╭─ TASK DATA

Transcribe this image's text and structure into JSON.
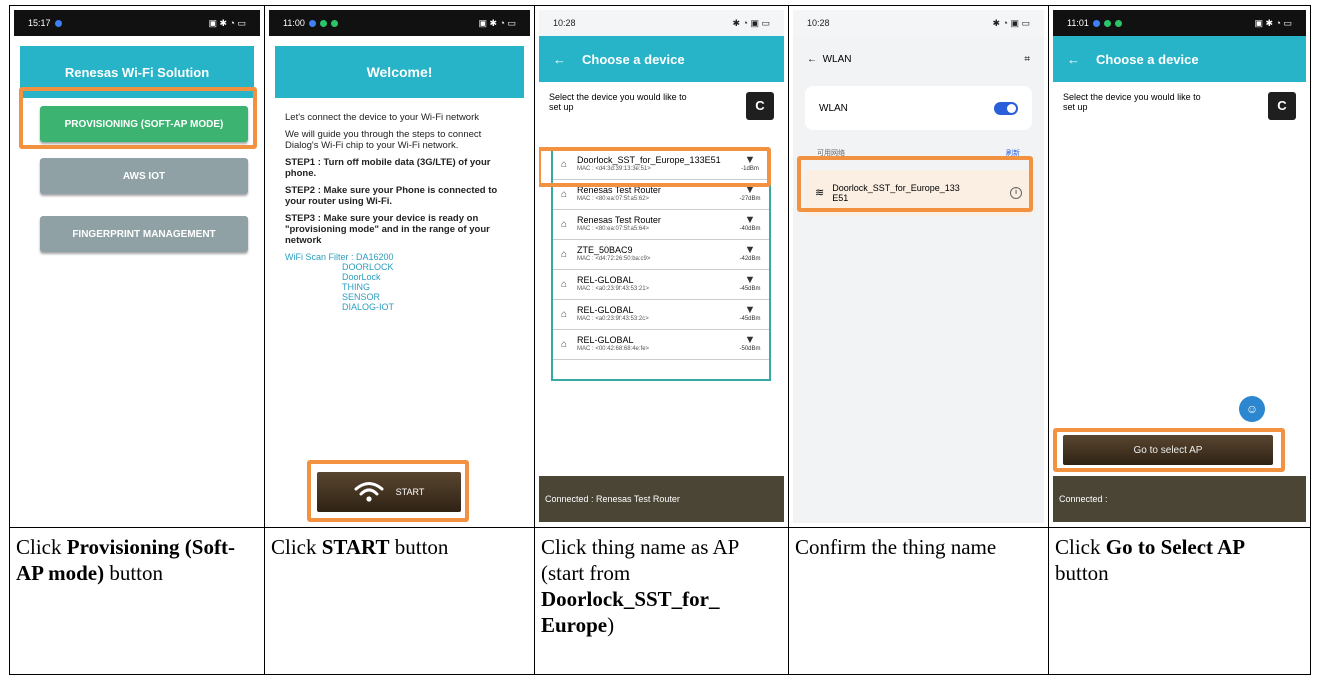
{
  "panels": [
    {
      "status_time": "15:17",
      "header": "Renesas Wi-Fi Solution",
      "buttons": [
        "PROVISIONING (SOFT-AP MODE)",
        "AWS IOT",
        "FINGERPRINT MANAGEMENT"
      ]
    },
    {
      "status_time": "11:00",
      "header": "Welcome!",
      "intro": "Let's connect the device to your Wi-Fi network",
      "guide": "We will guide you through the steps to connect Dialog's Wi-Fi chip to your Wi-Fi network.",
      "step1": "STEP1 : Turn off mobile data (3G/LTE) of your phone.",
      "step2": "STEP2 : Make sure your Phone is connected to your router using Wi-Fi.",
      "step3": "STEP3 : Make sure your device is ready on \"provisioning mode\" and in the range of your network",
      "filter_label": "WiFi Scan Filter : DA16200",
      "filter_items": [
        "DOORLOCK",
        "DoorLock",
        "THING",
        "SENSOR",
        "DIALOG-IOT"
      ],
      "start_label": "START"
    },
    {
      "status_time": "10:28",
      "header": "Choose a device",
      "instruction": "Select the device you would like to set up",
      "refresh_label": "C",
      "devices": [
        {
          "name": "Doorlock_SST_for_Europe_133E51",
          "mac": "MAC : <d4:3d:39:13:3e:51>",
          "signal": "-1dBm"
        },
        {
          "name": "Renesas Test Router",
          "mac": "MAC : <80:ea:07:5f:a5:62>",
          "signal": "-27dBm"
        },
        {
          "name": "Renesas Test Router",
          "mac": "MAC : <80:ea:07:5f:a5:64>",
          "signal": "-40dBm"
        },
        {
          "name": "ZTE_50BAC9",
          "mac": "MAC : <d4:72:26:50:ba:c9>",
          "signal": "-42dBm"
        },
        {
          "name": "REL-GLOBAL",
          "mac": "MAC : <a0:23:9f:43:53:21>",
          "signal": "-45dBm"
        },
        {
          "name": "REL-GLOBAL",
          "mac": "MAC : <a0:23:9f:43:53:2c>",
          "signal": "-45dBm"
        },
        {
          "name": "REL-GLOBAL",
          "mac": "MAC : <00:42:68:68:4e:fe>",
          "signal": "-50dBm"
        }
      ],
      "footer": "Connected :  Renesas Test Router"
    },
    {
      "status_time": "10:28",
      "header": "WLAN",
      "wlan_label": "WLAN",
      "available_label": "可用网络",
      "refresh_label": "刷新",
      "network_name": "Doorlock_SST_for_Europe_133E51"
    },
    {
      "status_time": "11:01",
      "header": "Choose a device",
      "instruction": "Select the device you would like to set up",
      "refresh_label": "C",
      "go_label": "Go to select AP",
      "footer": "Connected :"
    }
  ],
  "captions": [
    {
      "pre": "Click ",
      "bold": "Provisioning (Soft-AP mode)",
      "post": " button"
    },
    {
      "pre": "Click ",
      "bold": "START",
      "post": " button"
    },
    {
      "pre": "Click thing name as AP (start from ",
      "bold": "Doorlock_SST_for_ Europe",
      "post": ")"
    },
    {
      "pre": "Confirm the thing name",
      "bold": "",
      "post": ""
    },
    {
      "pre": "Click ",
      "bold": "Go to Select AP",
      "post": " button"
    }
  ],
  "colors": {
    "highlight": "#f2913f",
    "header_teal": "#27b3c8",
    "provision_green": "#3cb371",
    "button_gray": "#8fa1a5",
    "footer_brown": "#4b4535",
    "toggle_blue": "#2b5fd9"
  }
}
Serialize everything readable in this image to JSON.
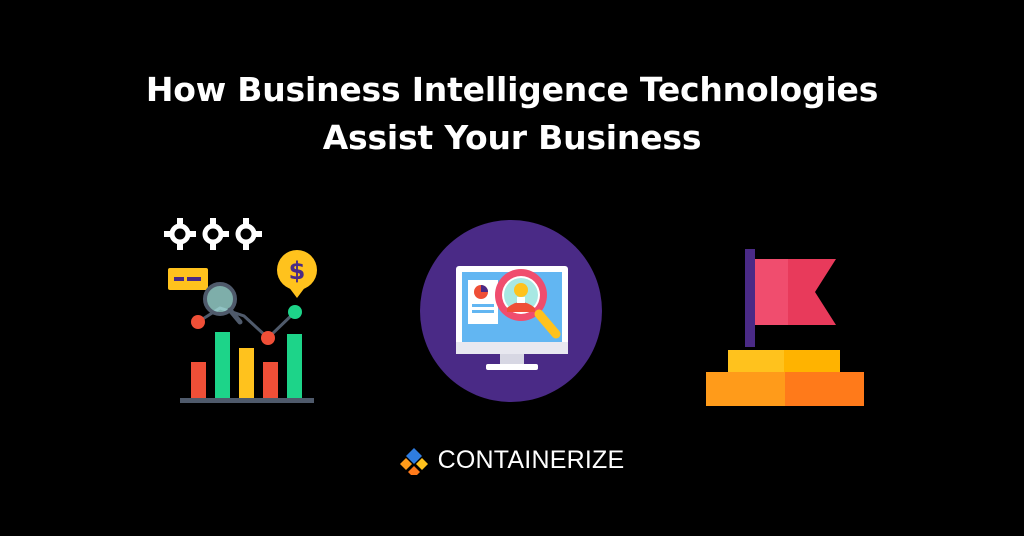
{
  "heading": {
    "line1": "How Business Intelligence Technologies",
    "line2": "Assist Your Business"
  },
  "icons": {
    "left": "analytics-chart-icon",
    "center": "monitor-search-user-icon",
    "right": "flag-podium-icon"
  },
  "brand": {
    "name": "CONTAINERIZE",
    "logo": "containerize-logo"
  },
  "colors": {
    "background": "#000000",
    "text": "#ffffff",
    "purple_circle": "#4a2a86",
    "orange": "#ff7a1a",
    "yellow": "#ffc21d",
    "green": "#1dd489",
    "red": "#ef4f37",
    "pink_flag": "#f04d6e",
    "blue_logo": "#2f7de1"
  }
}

╰─

◆ WRITTEN REQUEST: Using the material above, set down every line exactly, but skip the pictures.

◆ ANSWER FOR THIS EXERCISE:
Transcribe this image's text and structure into JSON.
{
  "panels": [
    {
      "status_time": "15:17",
      "header": "Renesas Wi-Fi Solution",
      "buttons": [
        "PROVISIONING (SOFT-AP MODE)",
        "AWS IOT",
        "FINGERPRINT MANAGEMENT"
      ]
    },
    {
      "status_time": "11:00",
      "header": "Welcome!",
      "intro": "Let's connect the device to your Wi-Fi network",
      "guide": "We will guide you through the steps to connect Dialog's Wi-Fi chip to your Wi-Fi network.",
      "step1": "STEP1 : Turn off mobile data (3G/LTE) of your phone.",
      "step2": "STEP2 : Make sure your Phone is connected to your router using Wi-Fi.",
      "step3": "STEP3 : Make sure your device is ready on \"provisioning mode\" and in the range of your network",
      "filter_label": "WiFi Scan Filter : DA16200",
      "filter_items": [
        "DOORLOCK",
        "DoorLock",
        "THING",
        "SENSOR",
        "DIALOG-IOT"
      ],
      "start_label": "START"
    },
    {
      "status_time": "10:28",
      "header": "Choose a device",
      "instruction": "Select the device you would like to set up",
      "refresh_label": "C",
      "devices": [
        {
          "name": "Doorlock_SST_for_Europe_133E51",
          "mac": "MAC : <d4:3d:39:13:3e:51>",
          "signal": "-1dBm"
        },
        {
          "name": "Renesas Test Router",
          "mac": "MAC : <80:ea:07:5f:a5:62>",
          "signal": "-27dBm"
        },
        {
          "name": "Renesas Test Router",
          "mac": "MAC : <80:ea:07:5f:a5:64>",
          "signal": "-40dBm"
        },
        {
          "name": "ZTE_50BAC9",
          "mac": "MAC : <d4:72:26:50:ba:c9>",
          "signal": "-42dBm"
        },
        {
          "name": "REL-GLOBAL",
          "mac": "MAC : <a0:23:9f:43:53:21>",
          "signal": "-45dBm"
        },
        {
          "name": "REL-GLOBAL",
          "mac": "MAC : <a0:23:9f:43:53:2c>",
          "signal": "-45dBm"
        },
        {
          "name": "REL-GLOBAL",
          "mac": "MAC : <00:42:68:68:4e:fe>",
          "signal": "-50dBm"
        }
      ],
      "footer": "Connected :  Renesas Test Router"
    },
    {
      "status_time": "10:28",
      "header": "WLAN",
      "wlan_label": "WLAN",
      "available_label": "可用网络",
      "refresh_label": "刷新",
      "network_name": "Doorlock_SST_for_Europe_133E51"
    },
    {
      "status_time": "11:01",
      "header": "Choose a device",
      "instruction": "Select the device you would like to set up",
      "refresh_label": "C",
      "go_label": "Go to select AP",
      "footer": "Connected :"
    }
  ],
  "captions": [
    {
      "pre": "Click ",
      "bold": "Provisioning (Soft-AP mode)",
      "post": " button"
    },
    {
      "pre": "Click ",
      "bold": "START",
      "post": " button"
    },
    {
      "pre": "Click thing name as AP (start from ",
      "bold": "Doorlock_SST_for_ Europe",
      "post": ")"
    },
    {
      "pre": "Confirm the thing name",
      "bold": "",
      "post": ""
    },
    {
      "pre": "Click ",
      "bold": "Go to Select AP",
      "post": " button"
    }
  ],
  "colors": {
    "highlight": "#f2913f",
    "header_teal": "#27b3c8",
    "provision_green": "#3cb371",
    "button_gray": "#8fa1a5",
    "footer_brown": "#4b4535",
    "toggle_blue": "#2b5fd9"
  }
}
Serialize everything readable in this image to JSON.
{
  "heading": {
    "line1": "How Business Intelligence Technologies",
    "line2": "Assist Your Business"
  },
  "icons": {
    "left": "analytics-chart-icon",
    "center": "monitor-search-user-icon",
    "right": "flag-podium-icon"
  },
  "brand": {
    "name": "CONTAINERIZE",
    "logo": "containerize-logo"
  },
  "colors": {
    "background": "#000000",
    "text": "#ffffff",
    "purple_circle": "#4a2a86",
    "orange": "#ff7a1a",
    "yellow": "#ffc21d",
    "green": "#1dd489",
    "red": "#ef4f37",
    "pink_flag": "#f04d6e",
    "blue_logo": "#2f7de1"
  }
}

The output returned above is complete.